> [Work required]: Please count the lines below that contain the word "mere", and reply with that number alone.

-*-

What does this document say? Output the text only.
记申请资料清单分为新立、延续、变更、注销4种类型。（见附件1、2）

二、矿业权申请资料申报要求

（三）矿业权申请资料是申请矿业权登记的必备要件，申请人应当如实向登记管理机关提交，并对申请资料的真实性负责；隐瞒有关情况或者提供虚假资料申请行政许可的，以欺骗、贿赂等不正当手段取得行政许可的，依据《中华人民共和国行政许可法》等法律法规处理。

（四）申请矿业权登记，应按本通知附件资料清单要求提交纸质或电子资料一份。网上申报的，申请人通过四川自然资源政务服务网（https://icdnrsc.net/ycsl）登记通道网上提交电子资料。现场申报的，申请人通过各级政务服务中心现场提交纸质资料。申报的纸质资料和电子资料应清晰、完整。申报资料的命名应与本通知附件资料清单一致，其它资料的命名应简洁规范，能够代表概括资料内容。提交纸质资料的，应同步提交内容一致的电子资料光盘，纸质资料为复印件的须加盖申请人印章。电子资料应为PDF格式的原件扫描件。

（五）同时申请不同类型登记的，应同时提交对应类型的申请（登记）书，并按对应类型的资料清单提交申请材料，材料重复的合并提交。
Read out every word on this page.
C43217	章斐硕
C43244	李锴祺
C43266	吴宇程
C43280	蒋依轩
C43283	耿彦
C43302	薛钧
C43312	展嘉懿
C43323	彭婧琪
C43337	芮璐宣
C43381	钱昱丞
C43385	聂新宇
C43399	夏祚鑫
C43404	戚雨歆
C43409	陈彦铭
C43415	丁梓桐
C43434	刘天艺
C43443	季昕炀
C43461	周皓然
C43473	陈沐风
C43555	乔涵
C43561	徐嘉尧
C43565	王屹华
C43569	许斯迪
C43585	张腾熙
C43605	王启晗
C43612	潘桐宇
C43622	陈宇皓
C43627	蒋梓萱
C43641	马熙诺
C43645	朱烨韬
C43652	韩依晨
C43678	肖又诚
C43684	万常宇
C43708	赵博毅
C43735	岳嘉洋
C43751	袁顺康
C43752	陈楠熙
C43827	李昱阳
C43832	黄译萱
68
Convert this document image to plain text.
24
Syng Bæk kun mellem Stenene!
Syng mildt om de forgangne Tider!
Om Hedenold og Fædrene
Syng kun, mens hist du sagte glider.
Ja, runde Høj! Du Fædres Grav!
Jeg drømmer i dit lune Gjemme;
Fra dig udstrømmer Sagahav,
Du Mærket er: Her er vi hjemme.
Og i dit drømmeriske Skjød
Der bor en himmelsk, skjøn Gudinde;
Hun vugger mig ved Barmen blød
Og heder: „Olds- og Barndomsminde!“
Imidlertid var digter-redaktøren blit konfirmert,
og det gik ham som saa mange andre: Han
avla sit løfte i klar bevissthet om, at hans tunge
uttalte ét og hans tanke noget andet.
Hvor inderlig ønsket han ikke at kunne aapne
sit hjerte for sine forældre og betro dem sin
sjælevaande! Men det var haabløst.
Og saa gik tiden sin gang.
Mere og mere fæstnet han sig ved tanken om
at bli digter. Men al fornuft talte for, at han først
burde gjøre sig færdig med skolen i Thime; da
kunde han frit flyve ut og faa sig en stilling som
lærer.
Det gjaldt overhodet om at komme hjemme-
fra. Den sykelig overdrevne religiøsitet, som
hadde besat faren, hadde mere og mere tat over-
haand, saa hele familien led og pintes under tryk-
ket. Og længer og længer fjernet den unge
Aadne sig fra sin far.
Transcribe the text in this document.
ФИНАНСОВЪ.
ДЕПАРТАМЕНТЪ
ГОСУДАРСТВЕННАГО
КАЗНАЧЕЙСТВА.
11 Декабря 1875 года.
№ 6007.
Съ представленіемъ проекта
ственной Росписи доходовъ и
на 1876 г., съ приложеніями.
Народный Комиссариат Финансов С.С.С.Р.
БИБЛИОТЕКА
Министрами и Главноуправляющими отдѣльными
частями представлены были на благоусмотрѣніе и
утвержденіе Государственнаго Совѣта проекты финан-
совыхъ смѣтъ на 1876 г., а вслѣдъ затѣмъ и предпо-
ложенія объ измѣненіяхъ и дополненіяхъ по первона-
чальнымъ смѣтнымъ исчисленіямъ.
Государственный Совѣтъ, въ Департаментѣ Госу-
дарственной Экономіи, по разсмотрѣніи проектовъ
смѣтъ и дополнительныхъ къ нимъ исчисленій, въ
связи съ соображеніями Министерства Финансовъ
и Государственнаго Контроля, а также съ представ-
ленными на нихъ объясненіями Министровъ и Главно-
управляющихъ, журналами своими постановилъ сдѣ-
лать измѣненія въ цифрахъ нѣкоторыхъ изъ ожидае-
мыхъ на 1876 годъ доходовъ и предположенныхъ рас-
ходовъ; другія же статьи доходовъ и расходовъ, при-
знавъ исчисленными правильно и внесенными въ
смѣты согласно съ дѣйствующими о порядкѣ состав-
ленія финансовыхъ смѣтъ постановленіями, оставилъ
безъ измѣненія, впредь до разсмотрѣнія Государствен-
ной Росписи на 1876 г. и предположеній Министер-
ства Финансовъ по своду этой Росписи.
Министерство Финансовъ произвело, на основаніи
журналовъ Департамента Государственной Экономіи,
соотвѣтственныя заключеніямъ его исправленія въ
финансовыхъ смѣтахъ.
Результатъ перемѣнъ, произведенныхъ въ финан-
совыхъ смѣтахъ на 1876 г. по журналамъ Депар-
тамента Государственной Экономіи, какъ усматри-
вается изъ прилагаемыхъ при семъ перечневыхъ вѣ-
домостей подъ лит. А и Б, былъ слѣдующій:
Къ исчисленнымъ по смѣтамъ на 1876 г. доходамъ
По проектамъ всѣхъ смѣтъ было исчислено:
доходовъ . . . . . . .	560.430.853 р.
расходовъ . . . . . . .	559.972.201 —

-*-

> [Exercise result]: 2